-- SUPPLIED INFORMATION start --

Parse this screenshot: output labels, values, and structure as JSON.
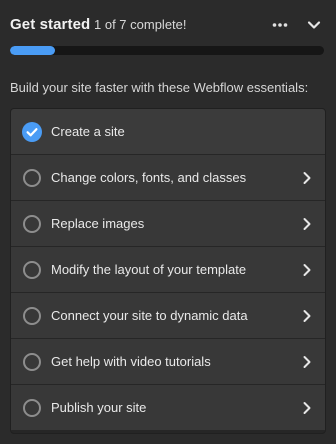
{
  "header": {
    "title": "Get started",
    "progress_text": "1 of 7 complete!",
    "progress_fraction": 0.143,
    "icons": {
      "more": "more-horizontal-icon",
      "collapse": "chevron-down-icon"
    }
  },
  "intro": "Build your site faster with these Webflow essentials:",
  "colors": {
    "accent": "#4a9cf5",
    "background": "#2b2b2b",
    "item": "#383838"
  },
  "tasks": [
    {
      "label": "Create a site",
      "completed": true
    },
    {
      "label": "Change colors, fonts, and classes",
      "completed": false
    },
    {
      "label": "Replace images",
      "completed": false
    },
    {
      "label": "Modify the layout of your template",
      "completed": false
    },
    {
      "label": "Connect your site to dynamic data",
      "completed": false
    },
    {
      "label": "Get help with video tutorials",
      "completed": false
    },
    {
      "label": "Publish your site",
      "completed": false
    }
  ]
}
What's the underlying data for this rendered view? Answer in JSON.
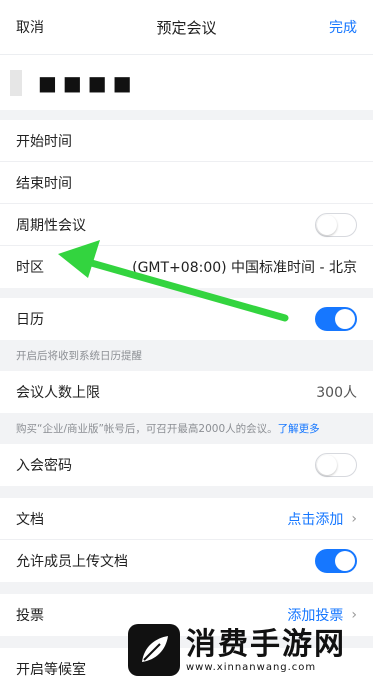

-- SUPPLIED INFORMATION end --

◆ **TO DO**
Give every record again exactly, apart from the pictures, which stay out.

◆ **OUTPUT BELOW**
Parse this screenshot: output labels, values, and structure as JSON.
{
  "header": {
    "title": "Get started",
    "progress_text": "1 of 7 complete!",
    "progress_fraction": 0.143,
    "icons": {
      "more": "more-horizontal-icon",
      "collapse": "chevron-down-icon"
    }
  },
  "intro": "Build your site faster with these Webflow essentials:",
  "colors": {
    "accent": "#4a9cf5",
    "background": "#2b2b2b",
    "item": "#383838"
  },
  "tasks": [
    {
      "label": "Create a site",
      "completed": true
    },
    {
      "label": "Change colors, fonts, and classes",
      "completed": false
    },
    {
      "label": "Replace images",
      "completed": false
    },
    {
      "label": "Modify the layout of your template",
      "completed": false
    },
    {
      "label": "Connect your site to dynamic data",
      "completed": false
    },
    {
      "label": "Get help with video tutorials",
      "completed": false
    },
    {
      "label": "Publish your site",
      "completed": false
    }
  ]
}
What's the underlying data for this rendered view? Answer in JSON.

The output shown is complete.